[Start Source data]

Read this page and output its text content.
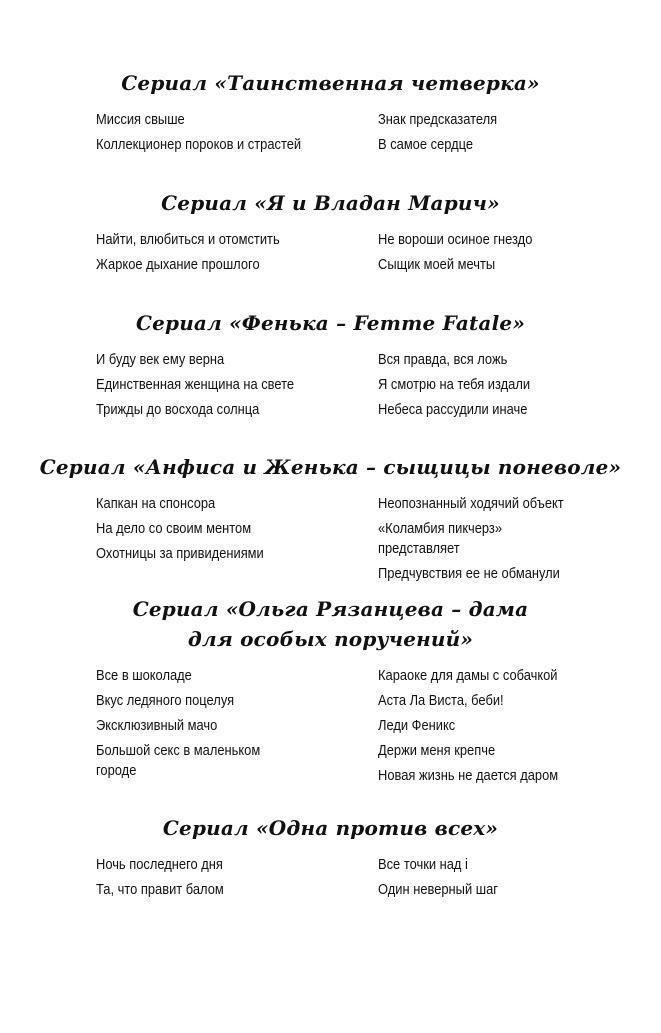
Сериал «Таинственная четверка»
Миссия свыше
Коллекционер пороков и страстей
Знак предсказателя
В самое сердце
Сериал «Я и Владан Марич»
Найти, влюбиться и отомстить
Жаркое дыхание прошлого
Не вороши осиное гнездо
Сыщик моей мечты
Сериал «Фенька – Femme Fatale»
И буду век ему верна
Единственная женщина на свете
Трижды до восхода солнца
Вся правда, вся ложь
Я смотрю на тебя издали
Небеса рассудили иначе
Сериал «Анфиса и Женька – сыщицы поневоле»
Капкан на спонсора
На дело со своим ментом
Охотницы за привидениями
Неопознанный ходячий объект
«Коламбия пикчерз» представляет
Предчувствия ее не обманули
Сериал «Ольга Рязанцева – дама
для особых поручений»
Все в шоколаде
Вкус ледяного поцелуя
Эксклюзивный мачо
Большой секс в маленьком городе
Караоке для дамы с собачкой
Аста Ла Виста, беби!
Леди Феникс
Держи меня крепче
Новая жизнь не дается даром
Сериал «Одна против всех»
Ночь последнего дня
Та, что правит балом
Все точки над i
Один неверный шаг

[End Source data]

• **Exercise instructions**
Copy out each record shown above without alteration, skipping any picture.

• **Written solution**
Read this page and output its text content.
Сериал «Таинственная четверка»
Миссия свыше
Коллекционер пороков и страстей
Знак предсказателя
В самое сердце
Сериал «Я и Владан Марич»
Найти, влюбиться и отомстить
Жаркое дыхание прошлого
Не вороши осиное гнездо
Сыщик моей мечты
Сериал «Фенька – Femme Fatale»
И буду век ему верна
Единственная женщина на свете
Трижды до восхода солнца
Вся правда, вся ложь
Я смотрю на тебя издали
Небеса рассудили иначе
Сериал «Анфиса и Женька – сыщицы поневоле»
Капкан на спонсора
На дело со своим ментом
Охотницы за привидениями
Неопознанный ходячий объект
«Коламбия пикчерз» представляет
Предчувствия ее не обманули
Сериал «Ольга Рязанцева – дама
для особых поручений»
Все в шоколаде
Вкус ледяного поцелуя
Эксклюзивный мачо
Большой секс в маленьком городе
Караоке для дамы с собачкой
Аста Ла Виста, беби!
Леди Феникс
Держи меня крепче
Новая жизнь не дается даром
Сериал «Одна против всех»
Ночь последнего дня
Та, что правит балом
Все точки над i
Один неверный шаг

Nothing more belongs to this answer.